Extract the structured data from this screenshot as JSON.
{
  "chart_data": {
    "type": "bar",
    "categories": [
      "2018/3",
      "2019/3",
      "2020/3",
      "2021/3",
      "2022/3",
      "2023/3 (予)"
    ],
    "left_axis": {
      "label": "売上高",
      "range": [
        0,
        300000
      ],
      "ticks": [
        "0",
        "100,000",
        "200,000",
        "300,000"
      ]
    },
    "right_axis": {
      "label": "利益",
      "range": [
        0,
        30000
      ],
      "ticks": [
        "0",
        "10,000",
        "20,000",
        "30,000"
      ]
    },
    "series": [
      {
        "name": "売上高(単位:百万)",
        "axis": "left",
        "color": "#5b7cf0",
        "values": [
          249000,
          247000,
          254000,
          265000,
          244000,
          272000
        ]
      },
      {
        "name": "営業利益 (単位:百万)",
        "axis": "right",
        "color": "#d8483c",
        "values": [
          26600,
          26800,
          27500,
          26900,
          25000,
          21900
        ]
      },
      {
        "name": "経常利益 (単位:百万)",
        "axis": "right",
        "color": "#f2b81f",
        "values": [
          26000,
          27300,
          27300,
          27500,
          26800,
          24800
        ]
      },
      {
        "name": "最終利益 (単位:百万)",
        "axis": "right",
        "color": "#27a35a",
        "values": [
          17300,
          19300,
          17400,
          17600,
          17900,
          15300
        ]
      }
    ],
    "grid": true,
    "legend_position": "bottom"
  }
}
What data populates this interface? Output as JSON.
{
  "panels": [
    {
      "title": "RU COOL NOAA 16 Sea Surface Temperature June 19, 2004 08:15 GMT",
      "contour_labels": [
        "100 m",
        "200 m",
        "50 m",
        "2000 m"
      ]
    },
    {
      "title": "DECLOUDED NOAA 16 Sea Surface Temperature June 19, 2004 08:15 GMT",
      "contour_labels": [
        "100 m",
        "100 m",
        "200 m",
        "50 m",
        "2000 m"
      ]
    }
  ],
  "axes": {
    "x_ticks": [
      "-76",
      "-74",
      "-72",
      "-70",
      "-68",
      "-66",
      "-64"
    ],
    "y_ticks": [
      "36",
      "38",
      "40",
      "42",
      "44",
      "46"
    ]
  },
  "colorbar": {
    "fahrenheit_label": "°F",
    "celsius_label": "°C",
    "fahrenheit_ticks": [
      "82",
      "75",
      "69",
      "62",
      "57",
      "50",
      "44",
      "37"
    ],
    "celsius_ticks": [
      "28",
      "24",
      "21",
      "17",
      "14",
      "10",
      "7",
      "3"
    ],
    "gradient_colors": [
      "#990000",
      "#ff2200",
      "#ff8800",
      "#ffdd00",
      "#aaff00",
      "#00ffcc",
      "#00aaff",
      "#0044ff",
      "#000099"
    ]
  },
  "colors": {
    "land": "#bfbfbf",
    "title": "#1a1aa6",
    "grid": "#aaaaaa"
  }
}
————
**EXERCISE DETAILS:**
Repeat the data in its entirety, character for character.

**EXPECTED ANSWER:**
Extract the structured data from this screenshot as JSON.
{
  "chart_data": {
    "type": "bar",
    "categories": [
      "2018/3",
      "2019/3",
      "2020/3",
      "2021/3",
      "2022/3",
      "2023/3 (予)"
    ],
    "left_axis": {
      "label": "売上高",
      "range": [
        0,
        300000
      ],
      "ticks": [
        "0",
        "100,000",
        "200,000",
        "300,000"
      ]
    },
    "right_axis": {
      "label": "利益",
      "range": [
        0,
        30000
      ],
      "ticks": [
        "0",
        "10,000",
        "20,000",
        "30,000"
      ]
    },
    "series": [
      {
        "name": "売上高(単位:百万)",
        "axis": "left",
        "color": "#5b7cf0",
        "values": [
          249000,
          247000,
          254000,
          265000,
          244000,
          272000
        ]
      },
      {
        "name": "営業利益 (単位:百万)",
        "axis": "right",
        "color": "#d8483c",
        "values": [
          26600,
          26800,
          27500,
          26900,
          25000,
          21900
        ]
      },
      {
        "name": "経常利益 (単位:百万)",
        "axis": "right",
        "color": "#f2b81f",
        "values": [
          26000,
          27300,
          27300,
          27500,
          26800,
          24800
        ]
      },
      {
        "name": "最終利益 (単位:百万)",
        "axis": "right",
        "color": "#27a35a",
        "values": [
          17300,
          19300,
          17400,
          17600,
          17900,
          15300
        ]
      }
    ],
    "grid": true,
    "legend_position": "bottom"
  }
}
What data populates this interface? Output as JSON.
{
  "panels": [
    {
      "title": "RU COOL NOAA 16 Sea Surface Temperature June 19, 2004 08:15 GMT",
      "contour_labels": [
        "100 m",
        "200 m",
        "50 m",
        "2000 m"
      ]
    },
    {
      "title": "DECLOUDED NOAA 16 Sea Surface Temperature June 19, 2004 08:15 GMT",
      "contour_labels": [
        "100 m",
        "100 m",
        "200 m",
        "50 m",
        "2000 m"
      ]
    }
  ],
  "axes": {
    "x_ticks": [
      "-76",
      "-74",
      "-72",
      "-70",
      "-68",
      "-66",
      "-64"
    ],
    "y_ticks": [
      "36",
      "38",
      "40",
      "42",
      "44",
      "46"
    ]
  },
  "colorbar": {
    "fahrenheit_label": "°F",
    "celsius_label": "°C",
    "fahrenheit_ticks": [
      "82",
      "75",
      "69",
      "62",
      "57",
      "50",
      "44",
      "37"
    ],
    "celsius_ticks": [
      "28",
      "24",
      "21",
      "17",
      "14",
      "10",
      "7",
      "3"
    ],
    "gradient_colors": [
      "#990000",
      "#ff2200",
      "#ff8800",
      "#ffdd00",
      "#aaff00",
      "#00ffcc",
      "#00aaff",
      "#0044ff",
      "#000099"
    ]
  },
  "colors": {
    "land": "#bfbfbf",
    "title": "#1a1aa6",
    "grid": "#aaaaaa"
  }
}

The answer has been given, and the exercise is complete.